JOB —
Report the count of lines where the string "числа" appears, and nothing else.

THE INPUT —
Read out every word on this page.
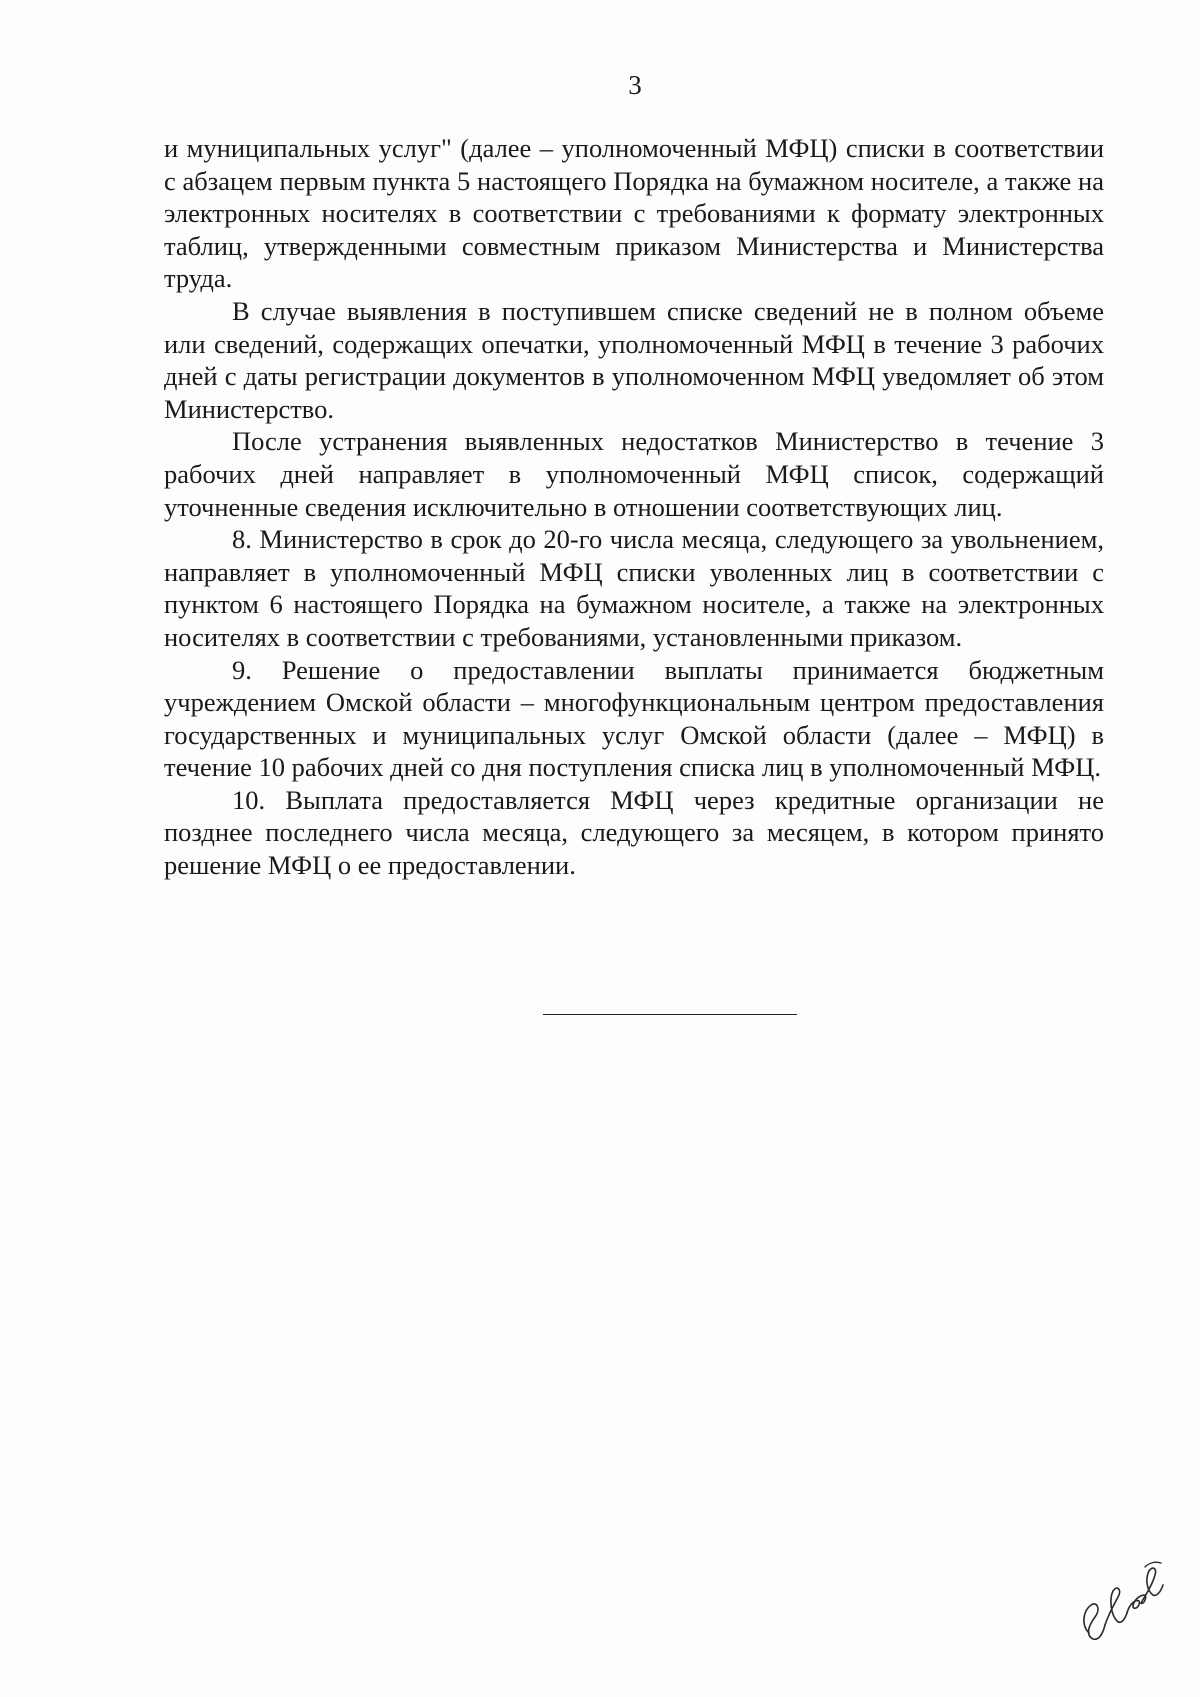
3

и муниципальных услуг" (далее – уполномоченный МФЦ) списки в соответствии с абзацем первым пункта 5 настоящего Порядка на бумажном носителе, а также на электронных носителях в соответствии с требованиями к формату электронных таблиц, утвержденными совместным приказом Министерства и Министерства труда.

В случае выявления в поступившем списке сведений не в полном объеме или сведений, содержащих опечатки, уполномоченный МФЦ в течение 3 рабочих дней с даты регистрации документов в уполномоченном МФЦ уведомляет об этом Министерство.

После устранения выявленных недостатков Министерство в течение 3 рабочих дней направляет в уполномоченный МФЦ список, содержащий уточненные сведения исключительно в отношении соответствующих лиц.

8. Министерство в срок до 20-го числа месяца, следующего за увольнением, направляет в уполномоченный МФЦ списки уволенных лиц в соответствии с пунктом 6 настоящего Порядка на бумажном носителе, а также на электронных носителях в соответствии с требованиями, установленными приказом.

9. Решение о предоставлении выплаты принимается бюджетным учреждением Омской области – многофункциональным центром предоставления государственных и муниципальных услуг Омской области (далее – МФЦ) в течение 10 рабочих дней со дня поступления списка лиц в уполномоченный МФЦ.

10. Выплата предоставляется МФЦ через кредитные организации не позднее последнего числа месяца, следующего за месяцем, в котором принято решение МФЦ о ее предоставлении.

THE REPLY —
2